─── Data supplied ───
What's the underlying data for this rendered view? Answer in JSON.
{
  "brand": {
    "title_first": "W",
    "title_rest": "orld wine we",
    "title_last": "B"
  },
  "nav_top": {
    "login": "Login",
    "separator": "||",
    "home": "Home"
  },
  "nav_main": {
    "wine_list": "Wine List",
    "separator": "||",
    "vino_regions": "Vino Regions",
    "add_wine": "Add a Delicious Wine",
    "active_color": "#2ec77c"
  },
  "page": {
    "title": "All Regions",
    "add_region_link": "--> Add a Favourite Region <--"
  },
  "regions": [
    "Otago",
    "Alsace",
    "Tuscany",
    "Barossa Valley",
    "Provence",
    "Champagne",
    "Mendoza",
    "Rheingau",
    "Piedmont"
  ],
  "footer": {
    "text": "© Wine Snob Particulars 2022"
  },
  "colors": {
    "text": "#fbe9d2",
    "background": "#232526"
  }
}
───
What the task asks
Return the lines above exactly, keeping every word.

Task result
What's the underlying data for this rendered view? Answer in JSON.
{
  "brand": {
    "title_first": "W",
    "title_rest": "orld wine we",
    "title_last": "B"
  },
  "nav_top": {
    "login": "Login",
    "separator": "||",
    "home": "Home"
  },
  "nav_main": {
    "wine_list": "Wine List",
    "separator": "||",
    "vino_regions": "Vino Regions",
    "add_wine": "Add a Delicious Wine",
    "active_color": "#2ec77c"
  },
  "page": {
    "title": "All Regions",
    "add_region_link": "--> Add a Favourite Region <--"
  },
  "regions": [
    "Otago",
    "Alsace",
    "Tuscany",
    "Barossa Valley",
    "Provence",
    "Champagne",
    "Mendoza",
    "Rheingau",
    "Piedmont"
  ],
  "footer": {
    "text": "© Wine Snob Particulars 2022"
  },
  "colors": {
    "text": "#fbe9d2",
    "background": "#232526"
  }
}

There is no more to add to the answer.